_Aim_
From the entries below, extract every line that includes the word "Written".

Stored records
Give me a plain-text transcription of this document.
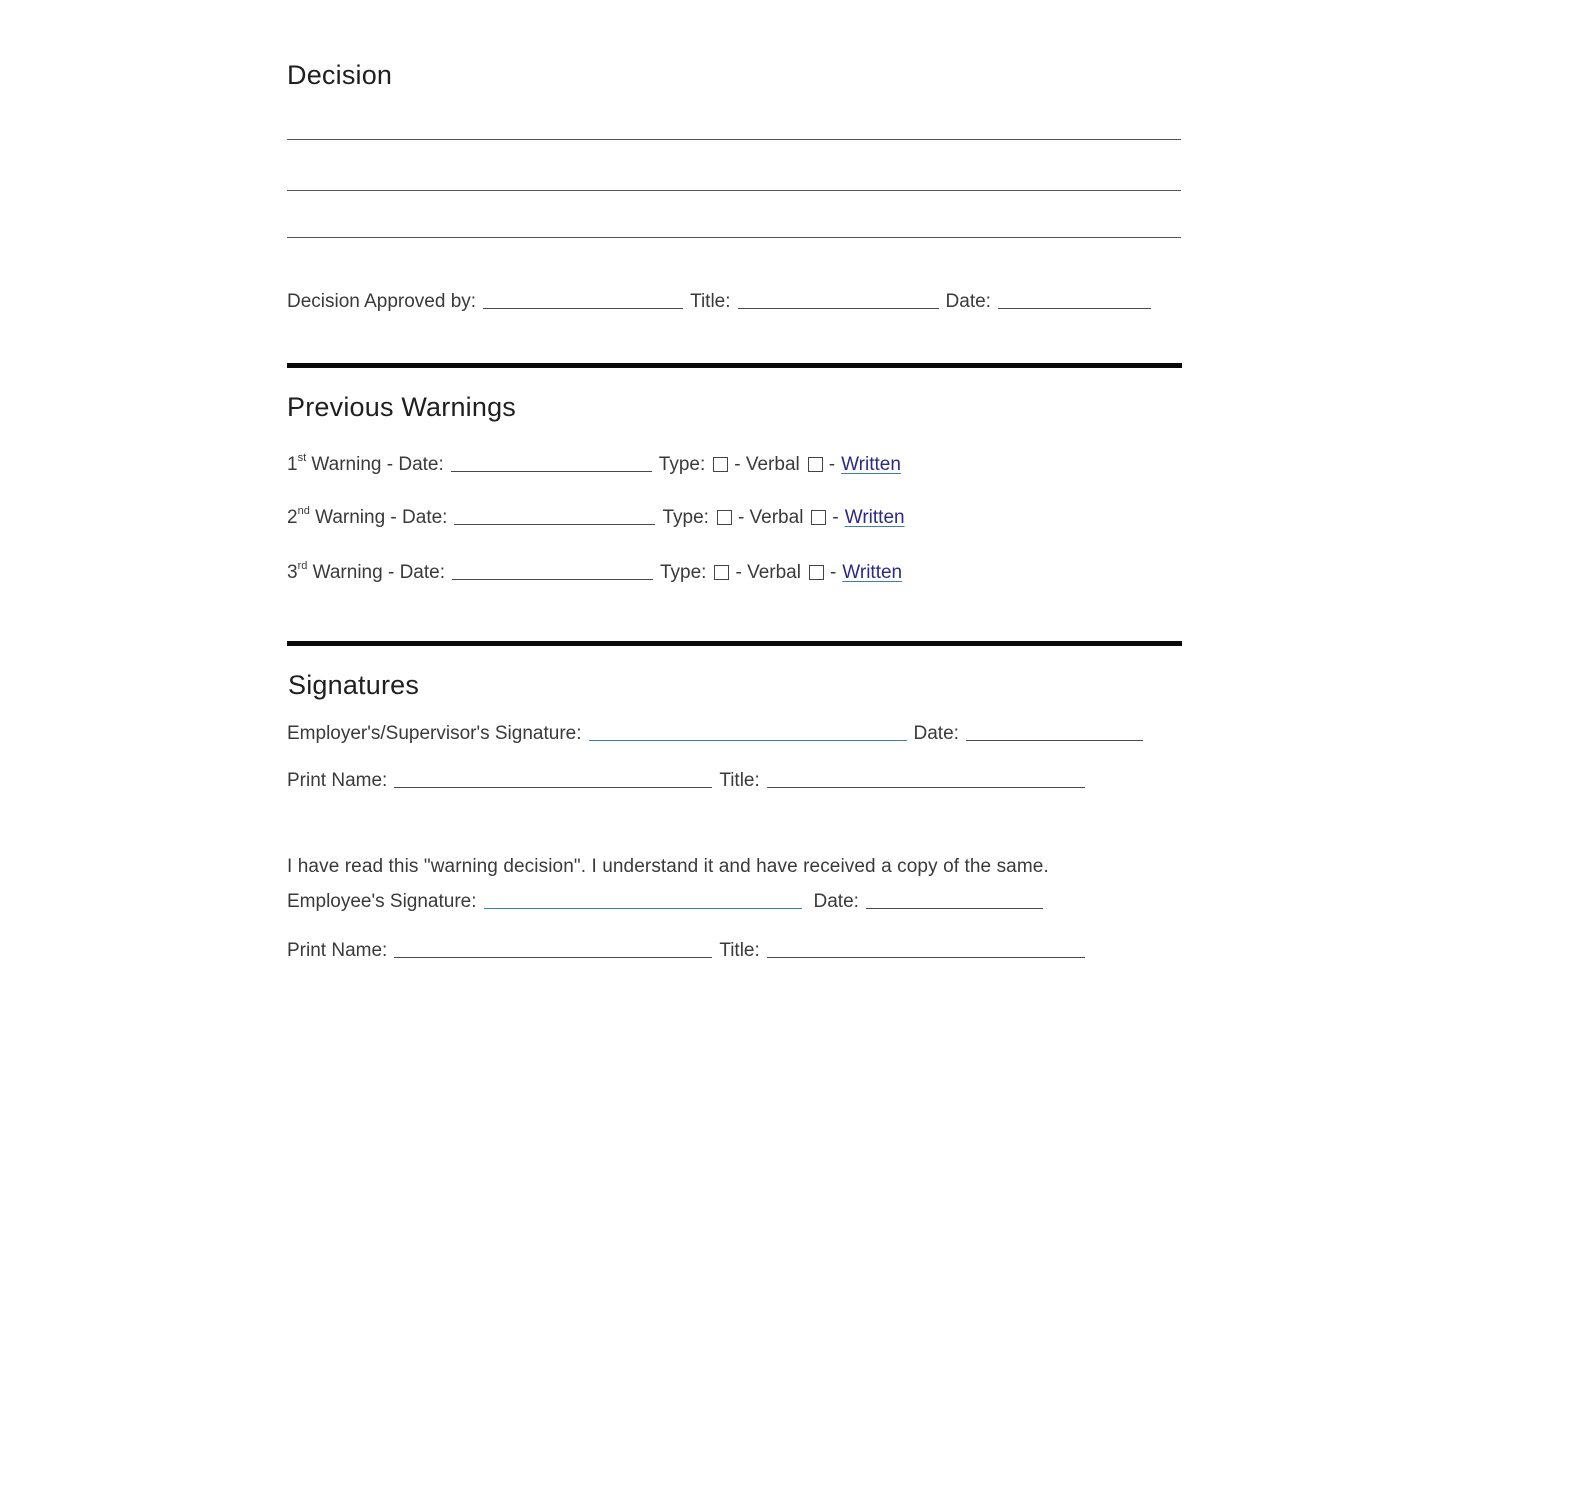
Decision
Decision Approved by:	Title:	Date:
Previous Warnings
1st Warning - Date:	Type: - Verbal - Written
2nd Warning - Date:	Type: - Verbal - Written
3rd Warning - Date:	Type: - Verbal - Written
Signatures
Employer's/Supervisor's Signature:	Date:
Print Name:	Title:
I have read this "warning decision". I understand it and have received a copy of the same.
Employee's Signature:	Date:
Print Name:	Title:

_Answer to this exercise_
1st Warning - Date:	Type: - Verbal - Written
2nd Warning - Date:	Type: - Verbal - Written
3rd Warning - Date:	Type: - Verbal - Written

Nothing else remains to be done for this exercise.